** Begin Material provided **
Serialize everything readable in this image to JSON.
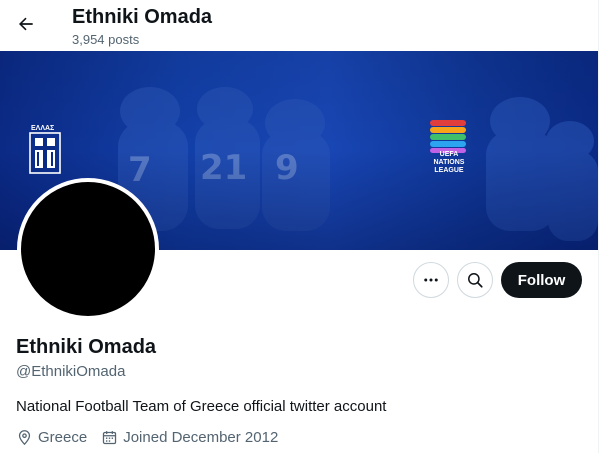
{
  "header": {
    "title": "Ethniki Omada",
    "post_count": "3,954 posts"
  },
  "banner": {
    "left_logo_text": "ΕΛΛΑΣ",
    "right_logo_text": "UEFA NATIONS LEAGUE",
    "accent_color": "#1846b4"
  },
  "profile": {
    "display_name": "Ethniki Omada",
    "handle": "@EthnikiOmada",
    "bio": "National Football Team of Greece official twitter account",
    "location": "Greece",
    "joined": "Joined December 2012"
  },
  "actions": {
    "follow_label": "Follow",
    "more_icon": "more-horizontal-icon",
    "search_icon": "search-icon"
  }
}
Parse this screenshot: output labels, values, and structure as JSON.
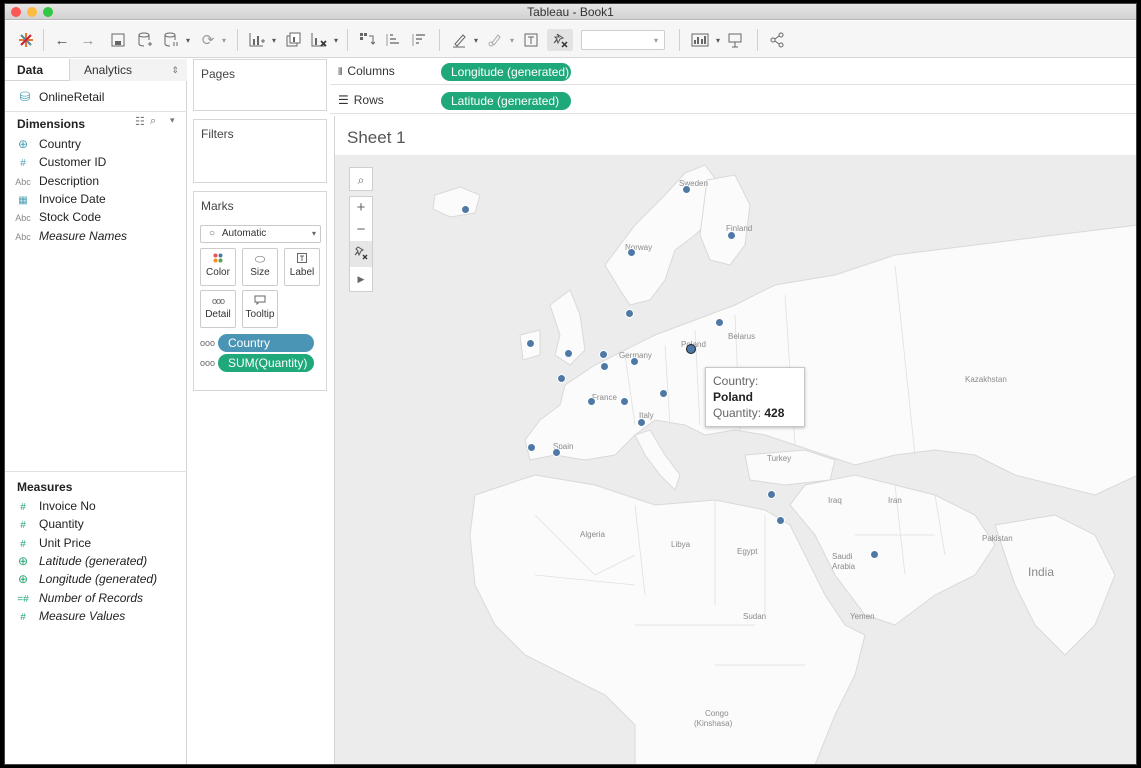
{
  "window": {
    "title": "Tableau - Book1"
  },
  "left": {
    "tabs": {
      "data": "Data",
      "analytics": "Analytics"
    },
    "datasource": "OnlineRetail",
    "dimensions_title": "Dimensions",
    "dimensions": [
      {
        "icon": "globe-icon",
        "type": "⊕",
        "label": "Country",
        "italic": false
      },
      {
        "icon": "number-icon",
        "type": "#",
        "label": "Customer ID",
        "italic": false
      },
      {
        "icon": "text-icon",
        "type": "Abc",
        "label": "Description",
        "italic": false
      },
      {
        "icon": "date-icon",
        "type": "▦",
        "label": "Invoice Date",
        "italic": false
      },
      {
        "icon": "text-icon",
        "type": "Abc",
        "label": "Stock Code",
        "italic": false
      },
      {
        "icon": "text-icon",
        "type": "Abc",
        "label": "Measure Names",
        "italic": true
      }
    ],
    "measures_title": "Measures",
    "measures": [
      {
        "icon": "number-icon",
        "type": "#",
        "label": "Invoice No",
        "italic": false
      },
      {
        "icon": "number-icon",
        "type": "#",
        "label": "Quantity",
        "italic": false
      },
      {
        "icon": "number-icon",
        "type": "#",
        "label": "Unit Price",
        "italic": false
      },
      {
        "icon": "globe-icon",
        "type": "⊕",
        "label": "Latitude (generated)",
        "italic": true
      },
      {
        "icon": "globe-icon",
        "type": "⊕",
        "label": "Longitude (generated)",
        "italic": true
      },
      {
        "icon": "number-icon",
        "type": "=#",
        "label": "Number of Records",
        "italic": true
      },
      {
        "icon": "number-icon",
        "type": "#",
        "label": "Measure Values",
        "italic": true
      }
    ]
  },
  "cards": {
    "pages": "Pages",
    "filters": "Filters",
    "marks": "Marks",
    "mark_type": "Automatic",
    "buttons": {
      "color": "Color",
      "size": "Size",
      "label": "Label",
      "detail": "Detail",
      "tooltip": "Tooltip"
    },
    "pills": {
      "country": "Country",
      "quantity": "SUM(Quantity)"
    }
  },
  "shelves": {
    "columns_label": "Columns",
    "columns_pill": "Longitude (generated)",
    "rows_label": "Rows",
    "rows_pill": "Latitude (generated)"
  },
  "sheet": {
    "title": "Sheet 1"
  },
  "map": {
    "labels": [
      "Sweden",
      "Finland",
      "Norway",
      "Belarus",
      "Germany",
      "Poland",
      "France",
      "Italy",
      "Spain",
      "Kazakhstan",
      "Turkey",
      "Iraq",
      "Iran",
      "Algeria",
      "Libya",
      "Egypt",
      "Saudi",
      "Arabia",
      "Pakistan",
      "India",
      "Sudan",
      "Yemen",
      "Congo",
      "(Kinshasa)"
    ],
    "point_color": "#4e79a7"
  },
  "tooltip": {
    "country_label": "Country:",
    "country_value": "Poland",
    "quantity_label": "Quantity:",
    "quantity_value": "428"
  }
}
** End Material provided **
What is needed:
Print the full listing exactly, dropping the pictures.

Result of the task:
Serialize everything readable in this image to JSON.
{
  "header": {
    "title": "Ethniki Omada",
    "post_count": "3,954 posts"
  },
  "banner": {
    "left_logo_text": "ΕΛΛΑΣ",
    "right_logo_text": "UEFA NATIONS LEAGUE",
    "accent_color": "#1846b4"
  },
  "profile": {
    "display_name": "Ethniki Omada",
    "handle": "@EthnikiOmada",
    "bio": "National Football Team of Greece official twitter account",
    "location": "Greece",
    "joined": "Joined December 2012"
  },
  "actions": {
    "follow_label": "Follow",
    "more_icon": "more-horizontal-icon",
    "search_icon": "search-icon"
  }
}
Parse this screenshot: output labels, values, and structure as JSON.
{
  "window": {
    "title": "Tableau - Book1"
  },
  "left": {
    "tabs": {
      "data": "Data",
      "analytics": "Analytics"
    },
    "datasource": "OnlineRetail",
    "dimensions_title": "Dimensions",
    "dimensions": [
      {
        "icon": "globe-icon",
        "type": "⊕",
        "label": "Country",
        "italic": false
      },
      {
        "icon": "number-icon",
        "type": "#",
        "label": "Customer ID",
        "italic": false
      },
      {
        "icon": "text-icon",
        "type": "Abc",
        "label": "Description",
        "italic": false
      },
      {
        "icon": "date-icon",
        "type": "▦",
        "label": "Invoice Date",
        "italic": false
      },
      {
        "icon": "text-icon",
        "type": "Abc",
        "label": "Stock Code",
        "italic": false
      },
      {
        "icon": "text-icon",
        "type": "Abc",
        "label": "Measure Names",
        "italic": true
      }
    ],
    "measures_title": "Measures",
    "measures": [
      {
        "icon": "number-icon",
        "type": "#",
        "label": "Invoice No",
        "italic": false
      },
      {
        "icon": "number-icon",
        "type": "#",
        "label": "Quantity",
        "italic": false
      },
      {
        "icon": "number-icon",
        "type": "#",
        "label": "Unit Price",
        "italic": false
      },
      {
        "icon": "globe-icon",
        "type": "⊕",
        "label": "Latitude (generated)",
        "italic": true
      },
      {
        "icon": "globe-icon",
        "type": "⊕",
        "label": "Longitude (generated)",
        "italic": true
      },
      {
        "icon": "number-icon",
        "type": "=#",
        "label": "Number of Records",
        "italic": true
      },
      {
        "icon": "number-icon",
        "type": "#",
        "label": "Measure Values",
        "italic": true
      }
    ]
  },
  "cards": {
    "pages": "Pages",
    "filters": "Filters",
    "marks": "Marks",
    "mark_type": "Automatic",
    "buttons": {
      "color": "Color",
      "size": "Size",
      "label": "Label",
      "detail": "Detail",
      "tooltip": "Tooltip"
    },
    "pills": {
      "country": "Country",
      "quantity": "SUM(Quantity)"
    }
  },
  "shelves": {
    "columns_label": "Columns",
    "columns_pill": "Longitude (generated)",
    "rows_label": "Rows",
    "rows_pill": "Latitude (generated)"
  },
  "sheet": {
    "title": "Sheet 1"
  },
  "map": {
    "labels": [
      "Sweden",
      "Finland",
      "Norway",
      "Belarus",
      "Germany",
      "Poland",
      "France",
      "Italy",
      "Spain",
      "Kazakhstan",
      "Turkey",
      "Iraq",
      "Iran",
      "Algeria",
      "Libya",
      "Egypt",
      "Saudi",
      "Arabia",
      "Pakistan",
      "India",
      "Sudan",
      "Yemen",
      "Congo",
      "(Kinshasa)"
    ],
    "point_color": "#4e79a7"
  },
  "tooltip": {
    "country_label": "Country:",
    "country_value": "Poland",
    "quantity_label": "Quantity:",
    "quantity_value": "428"
  }
}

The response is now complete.